Repeat the whole listing exactly as written.
** Start Recorded data **
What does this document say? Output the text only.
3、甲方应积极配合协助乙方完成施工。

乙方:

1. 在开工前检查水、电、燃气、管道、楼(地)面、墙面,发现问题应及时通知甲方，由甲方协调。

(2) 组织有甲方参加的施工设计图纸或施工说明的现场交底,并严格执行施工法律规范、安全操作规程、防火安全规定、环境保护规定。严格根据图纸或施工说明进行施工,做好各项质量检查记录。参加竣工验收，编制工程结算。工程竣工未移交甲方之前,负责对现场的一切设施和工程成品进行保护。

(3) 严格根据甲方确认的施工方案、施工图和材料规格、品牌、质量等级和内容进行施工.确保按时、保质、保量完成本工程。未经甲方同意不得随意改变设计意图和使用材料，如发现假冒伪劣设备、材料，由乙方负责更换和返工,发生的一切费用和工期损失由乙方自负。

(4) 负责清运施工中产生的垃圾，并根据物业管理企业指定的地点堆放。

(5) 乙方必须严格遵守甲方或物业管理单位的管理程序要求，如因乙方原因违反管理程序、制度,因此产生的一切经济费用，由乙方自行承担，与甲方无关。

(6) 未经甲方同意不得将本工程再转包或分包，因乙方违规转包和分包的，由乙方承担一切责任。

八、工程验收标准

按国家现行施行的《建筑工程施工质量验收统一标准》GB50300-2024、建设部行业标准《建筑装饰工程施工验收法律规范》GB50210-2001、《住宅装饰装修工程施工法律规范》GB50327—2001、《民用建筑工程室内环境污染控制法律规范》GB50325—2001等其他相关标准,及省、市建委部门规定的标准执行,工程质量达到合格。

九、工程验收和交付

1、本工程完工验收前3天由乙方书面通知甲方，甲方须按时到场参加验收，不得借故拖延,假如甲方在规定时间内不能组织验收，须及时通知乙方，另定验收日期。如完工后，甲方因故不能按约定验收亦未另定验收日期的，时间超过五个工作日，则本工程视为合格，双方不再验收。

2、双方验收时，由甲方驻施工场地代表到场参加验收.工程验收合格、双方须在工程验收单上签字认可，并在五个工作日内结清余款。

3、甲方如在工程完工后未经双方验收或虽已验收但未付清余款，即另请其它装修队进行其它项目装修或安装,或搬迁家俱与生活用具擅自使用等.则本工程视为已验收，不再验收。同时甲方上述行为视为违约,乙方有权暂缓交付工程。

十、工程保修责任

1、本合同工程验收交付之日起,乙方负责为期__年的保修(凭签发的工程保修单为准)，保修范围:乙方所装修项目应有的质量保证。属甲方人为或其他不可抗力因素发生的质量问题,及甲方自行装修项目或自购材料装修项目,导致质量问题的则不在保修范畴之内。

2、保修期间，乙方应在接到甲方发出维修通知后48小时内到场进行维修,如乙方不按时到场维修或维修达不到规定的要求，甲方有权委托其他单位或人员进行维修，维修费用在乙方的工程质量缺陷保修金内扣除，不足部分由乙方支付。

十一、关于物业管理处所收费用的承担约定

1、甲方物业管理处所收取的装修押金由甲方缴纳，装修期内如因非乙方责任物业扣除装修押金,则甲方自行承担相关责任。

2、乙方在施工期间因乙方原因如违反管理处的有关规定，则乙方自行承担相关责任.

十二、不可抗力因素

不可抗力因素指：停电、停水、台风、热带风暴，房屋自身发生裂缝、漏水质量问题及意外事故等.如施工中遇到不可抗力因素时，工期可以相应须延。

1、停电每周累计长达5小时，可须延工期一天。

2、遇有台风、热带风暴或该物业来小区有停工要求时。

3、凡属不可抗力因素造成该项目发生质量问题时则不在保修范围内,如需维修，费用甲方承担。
** End Recorded data **
> _Worked answer_:
What does this document say? Output the text only.
3、甲方应积极配合协助乙方完成施工。

乙方:

1. 在开工前检查水、电、燃气、管道、楼(地)面、墙面,发现问题应及时通知甲方，由甲方协调。

(2) 组织有甲方参加的施工设计图纸或施工说明的现场交底,并严格执行施工法律规范、安全操作规程、防火安全规定、环境保护规定。严格根据图纸或施工说明进行施工,做好各项质量检查记录。参加竣工验收，编制工程结算。工程竣工未移交甲方之前,负责对现场的一切设施和工程成品进行保护。

(3) 严格根据甲方确认的施工方案、施工图和材料规格、品牌、质量等级和内容进行施工.确保按时、保质、保量完成本工程。未经甲方同意不得随意改变设计意图和使用材料，如发现假冒伪劣设备、材料，由乙方负责更换和返工,发生的一切费用和工期损失由乙方自负。

(4) 负责清运施工中产生的垃圾，并根据物业管理企业指定的地点堆放。

(5) 乙方必须严格遵守甲方或物业管理单位的管理程序要求，如因乙方原因违反管理程序、制度,因此产生的一切经济费用，由乙方自行承担，与甲方无关。

(6) 未经甲方同意不得将本工程再转包或分包，因乙方违规转包和分包的，由乙方承担一切责任。

八、工程验收标准

按国家现行施行的《建筑工程施工质量验收统一标准》GB50300-2024、建设部行业标准《建筑装饰工程施工验收法律规范》GB50210-2001、《住宅装饰装修工程施工法律规范》GB50327—2001、《民用建筑工程室内环境污染控制法律规范》GB50325—2001等其他相关标准,及省、市建委部门规定的标准执行,工程质量达到合格。

九、工程验收和交付

1、本工程完工验收前3天由乙方书面通知甲方，甲方须按时到场参加验收，不得借故拖延,假如甲方在规定时间内不能组织验收，须及时通知乙方，另定验收日期。如完工后，甲方因故不能按约定验收亦未另定验收日期的，时间超过五个工作日，则本工程视为合格，双方不再验收。

2、双方验收时，由甲方驻施工场地代表到场参加验收.工程验收合格、双方须在工程验收单上签字认可，并在五个工作日内结清余款。

3、甲方如在工程完工后未经双方验收或虽已验收但未付清余款，即另请其它装修队进行其它项目装修或安装,或搬迁家俱与生活用具擅自使用等.则本工程视为已验收，不再验收。同时甲方上述行为视为违约,乙方有权暂缓交付工程。

十、工程保修责任

1、本合同工程验收交付之日起,乙方负责为期__年的保修(凭签发的工程保修单为准)，保修范围:乙方所装修项目应有的质量保证。属甲方人为或其他不可抗力因素发生的质量问题,及甲方自行装修项目或自购材料装修项目,导致质量问题的则不在保修范畴之内。

2、保修期间，乙方应在接到甲方发出维修通知后48小时内到场进行维修,如乙方不按时到场维修或维修达不到规定的要求，甲方有权委托其他单位或人员进行维修，维修费用在乙方的工程质量缺陷保修金内扣除，不足部分由乙方支付。

十一、关于物业管理处所收费用的承担约定

1、甲方物业管理处所收取的装修押金由甲方缴纳，装修期内如因非乙方责任物业扣除装修押金,则甲方自行承担相关责任。

2、乙方在施工期间因乙方原因如违反管理处的有关规定，则乙方自行承担相关责任.

十二、不可抗力因素

不可抗力因素指：停电、停水、台风、热带风暴，房屋自身发生裂缝、漏水质量问题及意外事故等.如施工中遇到不可抗力因素时，工期可以相应须延。

1、停电每周累计长达5小时，可须延工期一天。

2、遇有台风、热带风暴或该物业来小区有停工要求时。

3、凡属不可抗力因素造成该项目发生质量问题时则不在保修范围内,如需维修，费用甲方承担。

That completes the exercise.